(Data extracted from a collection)
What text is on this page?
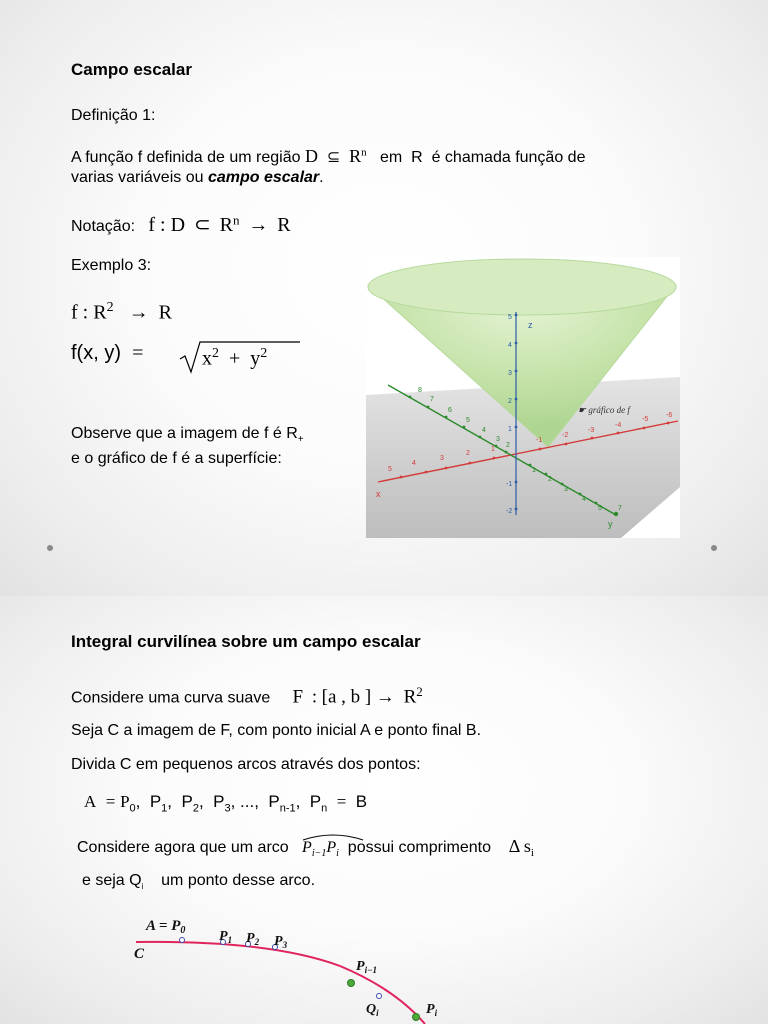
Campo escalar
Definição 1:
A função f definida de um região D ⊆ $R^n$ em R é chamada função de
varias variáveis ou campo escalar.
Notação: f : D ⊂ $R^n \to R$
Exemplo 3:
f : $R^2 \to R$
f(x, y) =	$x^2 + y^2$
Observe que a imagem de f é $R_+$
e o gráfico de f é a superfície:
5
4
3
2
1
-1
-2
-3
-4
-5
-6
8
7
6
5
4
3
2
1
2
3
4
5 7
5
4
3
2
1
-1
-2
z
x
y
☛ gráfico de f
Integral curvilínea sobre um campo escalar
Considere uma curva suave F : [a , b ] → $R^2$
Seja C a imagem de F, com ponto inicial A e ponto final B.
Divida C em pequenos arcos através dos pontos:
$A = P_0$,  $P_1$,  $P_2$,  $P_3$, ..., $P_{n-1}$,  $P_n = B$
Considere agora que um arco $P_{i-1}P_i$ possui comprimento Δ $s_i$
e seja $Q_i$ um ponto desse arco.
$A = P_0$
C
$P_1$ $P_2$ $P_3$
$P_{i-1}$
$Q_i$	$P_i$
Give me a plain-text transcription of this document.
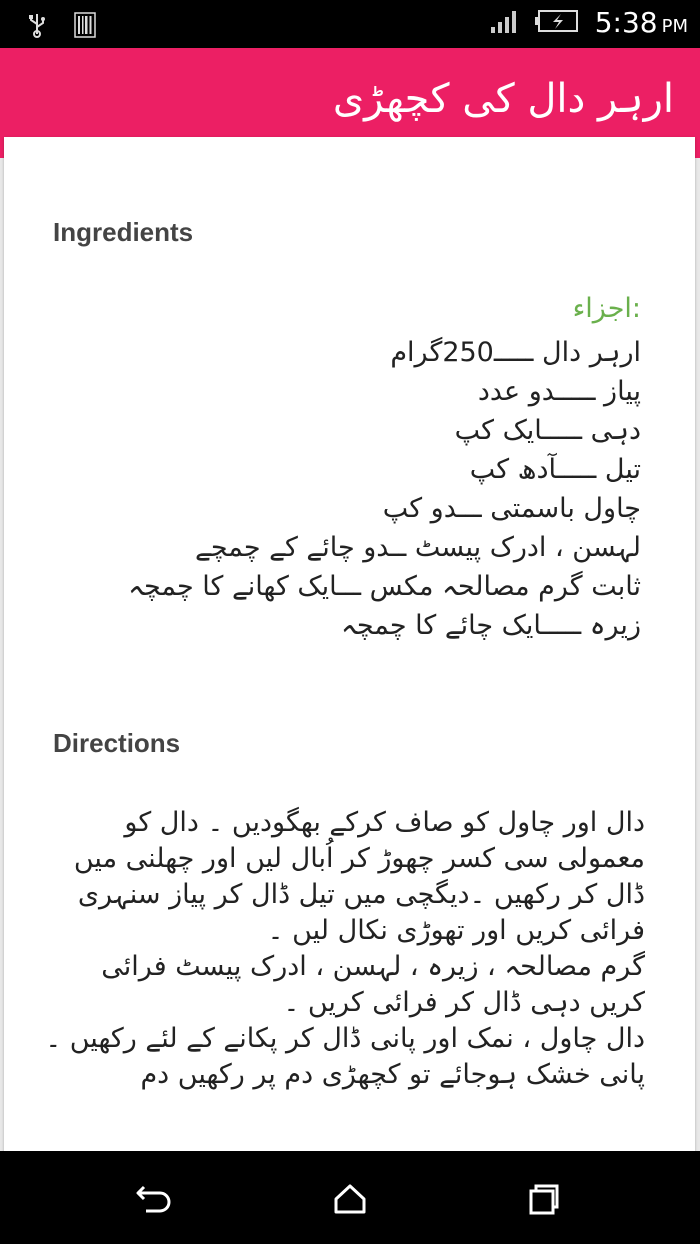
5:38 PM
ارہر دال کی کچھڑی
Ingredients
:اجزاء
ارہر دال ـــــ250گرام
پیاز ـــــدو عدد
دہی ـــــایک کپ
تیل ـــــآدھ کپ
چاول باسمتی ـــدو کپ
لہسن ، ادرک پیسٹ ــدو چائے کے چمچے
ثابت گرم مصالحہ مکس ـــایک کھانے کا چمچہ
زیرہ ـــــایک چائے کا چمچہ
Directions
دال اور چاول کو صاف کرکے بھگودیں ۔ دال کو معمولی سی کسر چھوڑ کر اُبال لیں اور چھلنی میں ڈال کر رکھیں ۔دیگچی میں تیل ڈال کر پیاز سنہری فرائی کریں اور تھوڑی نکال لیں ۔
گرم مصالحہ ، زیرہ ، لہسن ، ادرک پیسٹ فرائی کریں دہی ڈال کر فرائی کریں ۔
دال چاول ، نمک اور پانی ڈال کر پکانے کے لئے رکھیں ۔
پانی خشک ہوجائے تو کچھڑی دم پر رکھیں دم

§ **Problem description**
Repeat the material above verbatim, with no pictures in the output.

§ **Answer to this problem**
What text is on this page?
Campo escalar
Definição 1:
A função f definida de um região D ⊆ $R^n$ em R é chamada função de
varias variáveis ou campo escalar.
Notação: f : D ⊂ $R^n \to R$
Exemplo 3:
f : $R^2 \to R$
f(x, y) =	$x^2 + y^2$
Observe que a imagem de f é $R_+$
e o gráfico de f é a superfície:
5
4
3
2
1
-1
-2
-3
-4
-5
-6
8
7
6
5
4
3
2
1
2
3
4
5 7
5
4
3
2
1
-1
-2
z
x
y
☛ gráfico de f
Integral curvilínea sobre um campo escalar
Considere uma curva suave F : [a , b ] → $R^2$
Seja C a imagem de F, com ponto inicial A e ponto final B.
Divida C em pequenos arcos através dos pontos:
$A = P_0$,  $P_1$,  $P_2$,  $P_3$, ..., $P_{n-1}$,  $P_n = B$
Considere agora que um arco $P_{i-1}P_i$ possui comprimento Δ $s_i$
e seja $Q_i$ um ponto desse arco.
$A = P_0$
C
$P_1$ $P_2$ $P_3$
$P_{i-1}$
$Q_i$	$P_i$
Give me a plain-text transcription of this document.
5:38 PM
ارہر دال کی کچھڑی
Ingredients
:اجزاء
ارہر دال ـــــ250گرام
پیاز ـــــدو عدد
دہی ـــــایک کپ
تیل ـــــآدھ کپ
چاول باسمتی ـــدو کپ
لہسن ، ادرک پیسٹ ــدو چائے کے چمچے
ثابت گرم مصالحہ مکس ـــایک کھانے کا چمچہ
زیرہ ـــــایک چائے کا چمچہ
Directions
دال اور چاول کو صاف کرکے بھگودیں ۔ دال کو معمولی سی کسر چھوڑ کر اُبال لیں اور چھلنی میں ڈال کر رکھیں ۔دیگچی میں تیل ڈال کر پیاز سنہری فرائی کریں اور تھوڑی نکال لیں ۔
گرم مصالحہ ، زیرہ ، لہسن ، ادرک پیسٹ فرائی کریں دہی ڈال کر فرائی کریں ۔
دال چاول ، نمک اور پانی ڈال کر پکانے کے لئے رکھیں ۔
پانی خشک ہوجائے تو کچھڑی دم پر رکھیں دم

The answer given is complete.